##### Data to process
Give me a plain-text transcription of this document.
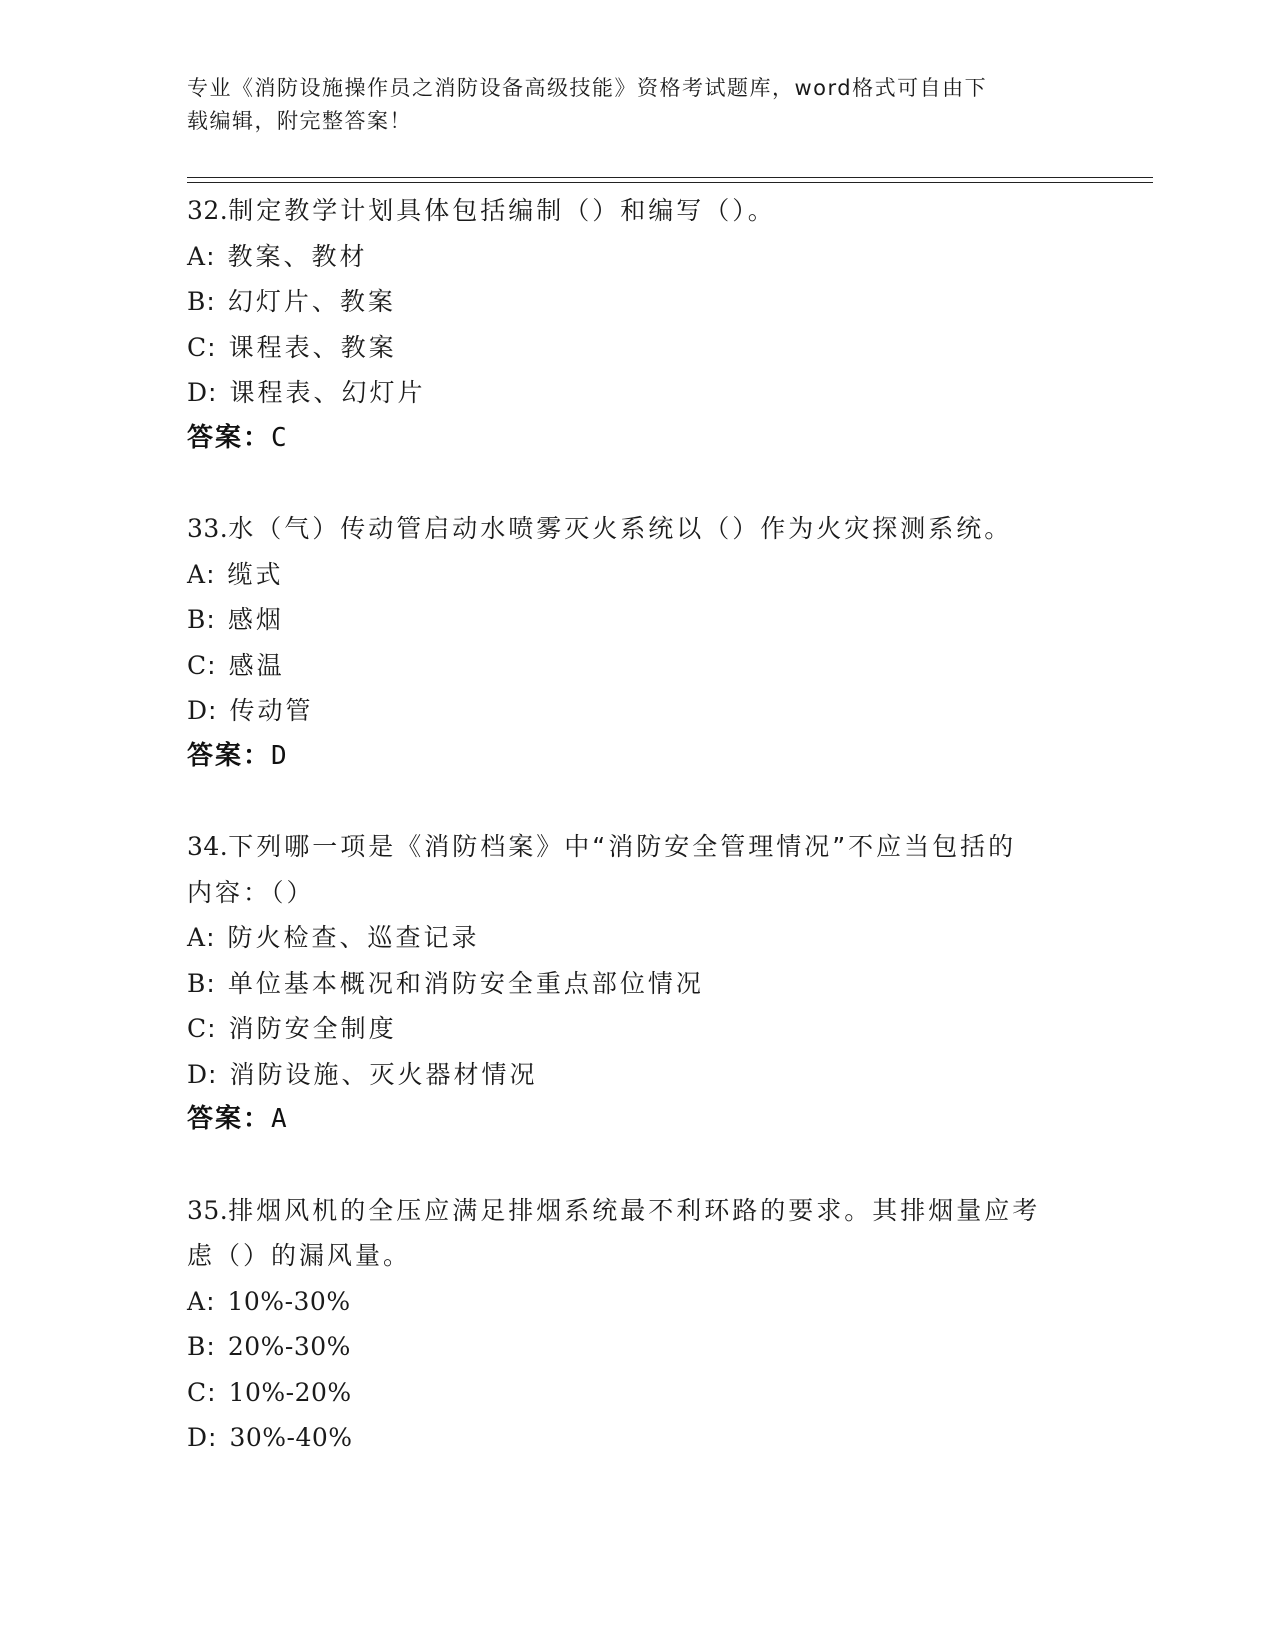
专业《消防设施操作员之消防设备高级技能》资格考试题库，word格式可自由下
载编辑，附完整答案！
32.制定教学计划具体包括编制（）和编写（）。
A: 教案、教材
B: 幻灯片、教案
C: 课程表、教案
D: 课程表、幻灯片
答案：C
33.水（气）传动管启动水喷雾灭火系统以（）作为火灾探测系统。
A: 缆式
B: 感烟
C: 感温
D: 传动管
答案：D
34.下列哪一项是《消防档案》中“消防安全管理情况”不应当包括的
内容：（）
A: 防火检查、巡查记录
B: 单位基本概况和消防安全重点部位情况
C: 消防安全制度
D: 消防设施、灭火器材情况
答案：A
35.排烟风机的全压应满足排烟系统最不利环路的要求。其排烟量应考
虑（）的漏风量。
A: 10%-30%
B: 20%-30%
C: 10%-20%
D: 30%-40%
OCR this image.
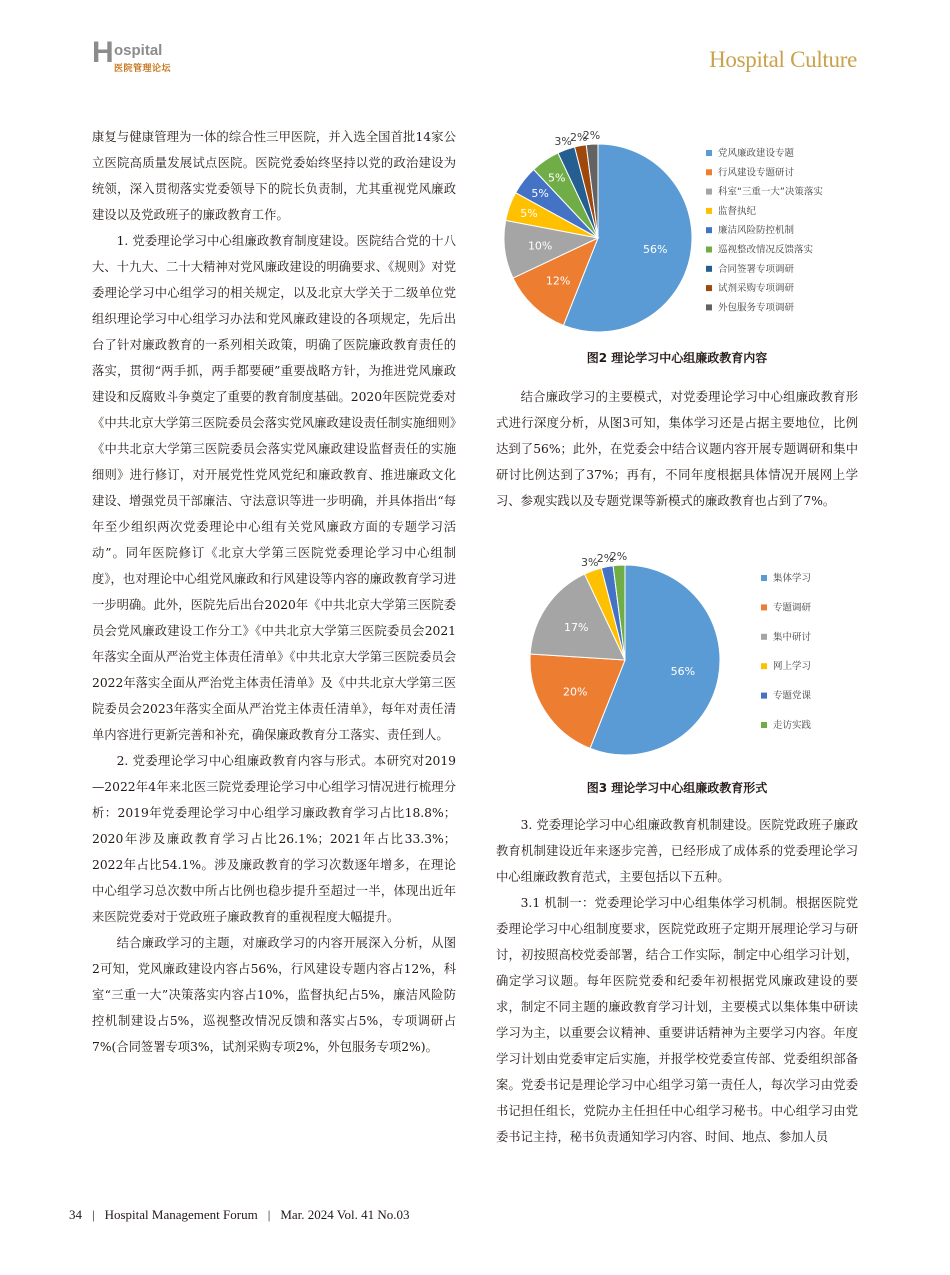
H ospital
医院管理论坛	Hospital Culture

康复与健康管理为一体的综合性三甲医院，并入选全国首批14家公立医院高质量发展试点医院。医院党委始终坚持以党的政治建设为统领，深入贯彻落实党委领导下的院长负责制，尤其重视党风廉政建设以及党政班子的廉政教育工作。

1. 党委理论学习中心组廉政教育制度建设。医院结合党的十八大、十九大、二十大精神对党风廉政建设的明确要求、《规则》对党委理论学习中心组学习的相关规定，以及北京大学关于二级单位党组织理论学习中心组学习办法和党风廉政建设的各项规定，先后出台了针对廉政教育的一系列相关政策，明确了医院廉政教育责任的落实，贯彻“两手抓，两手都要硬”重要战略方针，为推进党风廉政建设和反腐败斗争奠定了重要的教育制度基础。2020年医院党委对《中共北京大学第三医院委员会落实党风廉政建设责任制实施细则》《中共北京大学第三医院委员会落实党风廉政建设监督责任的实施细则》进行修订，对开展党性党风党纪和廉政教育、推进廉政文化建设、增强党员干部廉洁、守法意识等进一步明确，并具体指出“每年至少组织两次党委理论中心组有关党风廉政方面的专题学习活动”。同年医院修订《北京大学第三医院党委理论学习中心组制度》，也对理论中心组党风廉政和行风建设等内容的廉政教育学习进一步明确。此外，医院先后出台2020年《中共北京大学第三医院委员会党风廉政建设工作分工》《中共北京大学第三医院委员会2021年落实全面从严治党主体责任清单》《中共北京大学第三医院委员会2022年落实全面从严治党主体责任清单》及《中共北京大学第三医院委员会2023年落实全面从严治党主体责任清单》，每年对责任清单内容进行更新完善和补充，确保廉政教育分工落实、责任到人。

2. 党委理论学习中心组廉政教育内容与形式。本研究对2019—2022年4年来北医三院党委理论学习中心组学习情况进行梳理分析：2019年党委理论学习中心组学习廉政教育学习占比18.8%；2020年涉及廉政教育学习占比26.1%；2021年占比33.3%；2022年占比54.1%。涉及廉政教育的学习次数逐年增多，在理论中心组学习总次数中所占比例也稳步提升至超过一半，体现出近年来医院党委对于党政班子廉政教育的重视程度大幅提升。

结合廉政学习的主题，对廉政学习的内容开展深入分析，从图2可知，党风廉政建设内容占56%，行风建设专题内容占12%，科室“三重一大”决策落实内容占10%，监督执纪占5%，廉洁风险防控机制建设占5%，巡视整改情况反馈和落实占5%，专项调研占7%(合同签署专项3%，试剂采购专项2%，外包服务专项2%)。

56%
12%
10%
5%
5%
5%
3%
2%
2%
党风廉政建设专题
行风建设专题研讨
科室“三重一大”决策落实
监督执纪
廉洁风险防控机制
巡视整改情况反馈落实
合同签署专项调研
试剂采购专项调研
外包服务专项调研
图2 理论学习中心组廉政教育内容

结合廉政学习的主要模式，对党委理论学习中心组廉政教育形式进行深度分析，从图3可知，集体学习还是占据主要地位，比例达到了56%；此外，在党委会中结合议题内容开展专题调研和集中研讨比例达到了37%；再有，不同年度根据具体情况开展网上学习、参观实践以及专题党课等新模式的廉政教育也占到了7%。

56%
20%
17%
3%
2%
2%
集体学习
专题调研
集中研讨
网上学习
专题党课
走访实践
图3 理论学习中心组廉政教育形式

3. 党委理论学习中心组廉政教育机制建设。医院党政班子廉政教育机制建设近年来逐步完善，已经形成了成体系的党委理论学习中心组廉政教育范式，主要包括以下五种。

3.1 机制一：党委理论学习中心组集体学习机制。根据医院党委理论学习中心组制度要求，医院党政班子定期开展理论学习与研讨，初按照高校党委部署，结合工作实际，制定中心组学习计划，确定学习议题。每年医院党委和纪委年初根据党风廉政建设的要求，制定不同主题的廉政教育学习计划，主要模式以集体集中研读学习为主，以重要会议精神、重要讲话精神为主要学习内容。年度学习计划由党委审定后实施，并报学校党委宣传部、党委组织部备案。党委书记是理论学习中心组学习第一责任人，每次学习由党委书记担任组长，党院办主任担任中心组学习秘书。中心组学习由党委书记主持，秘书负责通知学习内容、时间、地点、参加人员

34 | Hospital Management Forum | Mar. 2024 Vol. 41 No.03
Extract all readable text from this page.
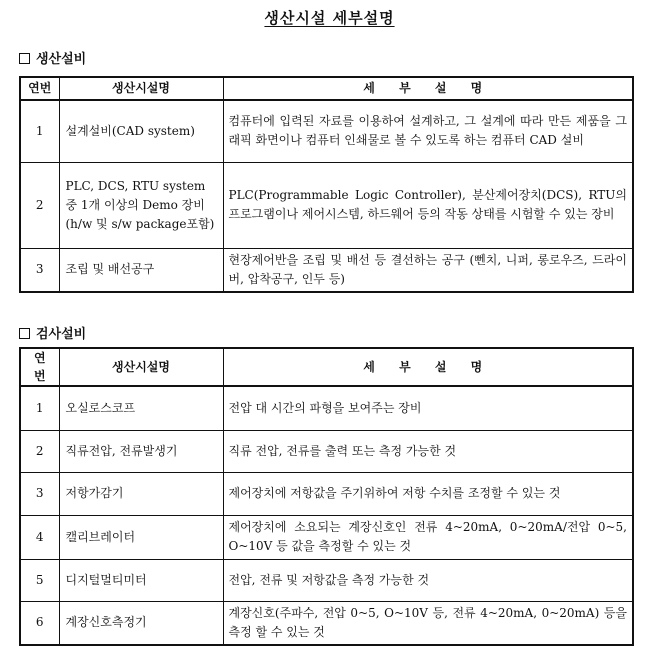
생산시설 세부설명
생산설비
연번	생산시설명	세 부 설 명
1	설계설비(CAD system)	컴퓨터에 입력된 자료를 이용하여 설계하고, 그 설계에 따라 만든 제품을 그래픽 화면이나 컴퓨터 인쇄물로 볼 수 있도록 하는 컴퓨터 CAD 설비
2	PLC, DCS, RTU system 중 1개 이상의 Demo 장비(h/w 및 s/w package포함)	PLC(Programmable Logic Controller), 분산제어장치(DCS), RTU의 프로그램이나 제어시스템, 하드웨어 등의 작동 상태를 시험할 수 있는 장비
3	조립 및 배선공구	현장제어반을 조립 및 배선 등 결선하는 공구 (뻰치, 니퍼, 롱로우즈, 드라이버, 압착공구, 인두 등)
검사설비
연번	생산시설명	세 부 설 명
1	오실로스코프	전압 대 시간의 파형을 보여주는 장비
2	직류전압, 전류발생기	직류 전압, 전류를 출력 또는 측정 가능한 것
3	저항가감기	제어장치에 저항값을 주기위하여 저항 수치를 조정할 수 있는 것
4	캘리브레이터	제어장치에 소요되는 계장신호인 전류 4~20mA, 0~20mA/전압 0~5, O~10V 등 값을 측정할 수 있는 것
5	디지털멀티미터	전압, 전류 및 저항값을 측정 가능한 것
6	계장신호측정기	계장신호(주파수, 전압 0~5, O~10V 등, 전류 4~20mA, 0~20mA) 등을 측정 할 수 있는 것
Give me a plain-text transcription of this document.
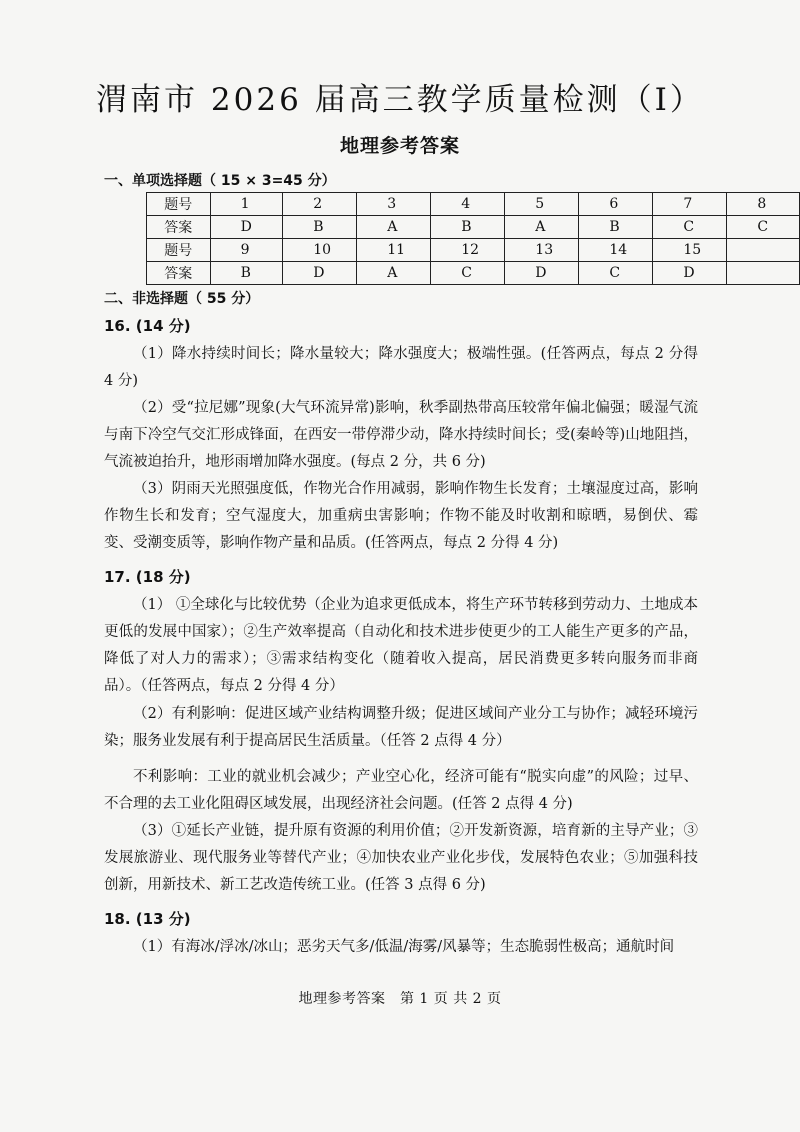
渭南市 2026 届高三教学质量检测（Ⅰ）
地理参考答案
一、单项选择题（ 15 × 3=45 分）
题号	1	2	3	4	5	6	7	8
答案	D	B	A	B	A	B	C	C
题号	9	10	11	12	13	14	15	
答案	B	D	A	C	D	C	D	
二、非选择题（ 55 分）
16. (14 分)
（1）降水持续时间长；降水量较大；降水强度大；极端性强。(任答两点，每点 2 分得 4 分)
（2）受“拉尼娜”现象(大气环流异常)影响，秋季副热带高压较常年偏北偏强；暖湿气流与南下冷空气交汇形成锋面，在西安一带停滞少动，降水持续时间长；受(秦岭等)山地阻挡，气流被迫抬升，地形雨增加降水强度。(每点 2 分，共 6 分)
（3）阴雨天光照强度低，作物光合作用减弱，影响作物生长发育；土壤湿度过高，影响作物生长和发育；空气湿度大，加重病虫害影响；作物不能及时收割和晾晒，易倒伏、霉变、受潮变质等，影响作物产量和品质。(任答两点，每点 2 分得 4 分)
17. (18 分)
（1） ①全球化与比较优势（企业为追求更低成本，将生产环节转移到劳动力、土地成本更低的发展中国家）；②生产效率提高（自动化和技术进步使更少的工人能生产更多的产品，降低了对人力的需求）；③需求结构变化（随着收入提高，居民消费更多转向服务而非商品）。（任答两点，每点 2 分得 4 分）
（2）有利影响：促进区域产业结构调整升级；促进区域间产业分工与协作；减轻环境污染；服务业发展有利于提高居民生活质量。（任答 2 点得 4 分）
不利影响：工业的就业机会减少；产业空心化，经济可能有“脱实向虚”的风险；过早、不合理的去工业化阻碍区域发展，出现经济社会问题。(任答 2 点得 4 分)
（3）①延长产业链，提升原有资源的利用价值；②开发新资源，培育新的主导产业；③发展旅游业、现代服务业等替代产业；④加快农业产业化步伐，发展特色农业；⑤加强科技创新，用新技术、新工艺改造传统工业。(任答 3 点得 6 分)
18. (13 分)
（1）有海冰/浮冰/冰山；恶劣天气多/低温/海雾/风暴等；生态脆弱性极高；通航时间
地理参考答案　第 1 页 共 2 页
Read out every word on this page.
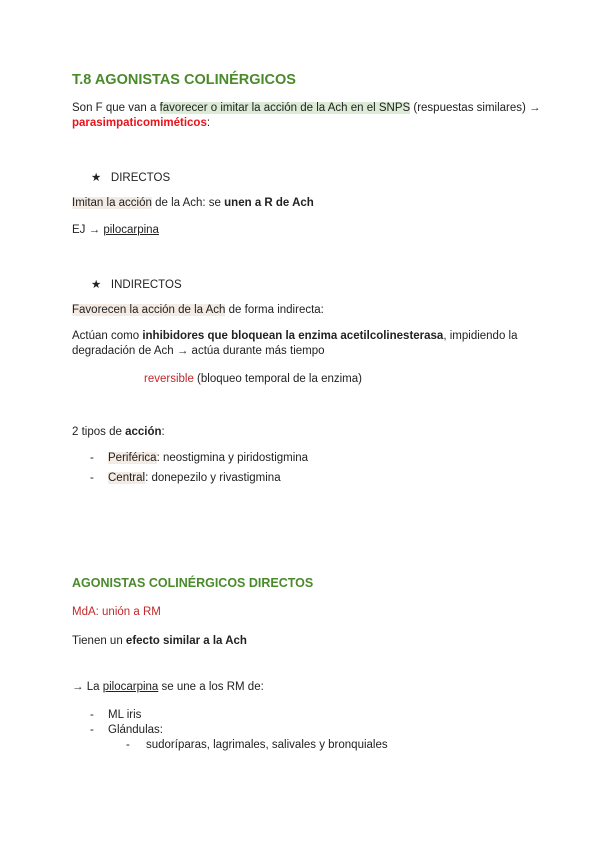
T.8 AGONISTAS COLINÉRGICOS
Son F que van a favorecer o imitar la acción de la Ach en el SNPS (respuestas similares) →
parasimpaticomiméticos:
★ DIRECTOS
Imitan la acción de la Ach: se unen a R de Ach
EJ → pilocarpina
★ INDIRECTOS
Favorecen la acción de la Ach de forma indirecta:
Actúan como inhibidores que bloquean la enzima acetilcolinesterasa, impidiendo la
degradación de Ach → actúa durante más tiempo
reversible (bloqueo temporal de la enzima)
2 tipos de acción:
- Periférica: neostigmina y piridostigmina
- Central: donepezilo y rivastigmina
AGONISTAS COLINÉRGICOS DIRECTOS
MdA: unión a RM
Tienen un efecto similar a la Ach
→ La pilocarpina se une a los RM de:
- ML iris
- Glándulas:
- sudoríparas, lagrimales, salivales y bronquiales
##########
_Stated exercise_: Return from the data every line that holds "AGONISTAS".

_Finished exercise_:
T.8 AGONISTAS COLINÉRGICOS
AGONISTAS COLINÉRGICOS DIRECTOS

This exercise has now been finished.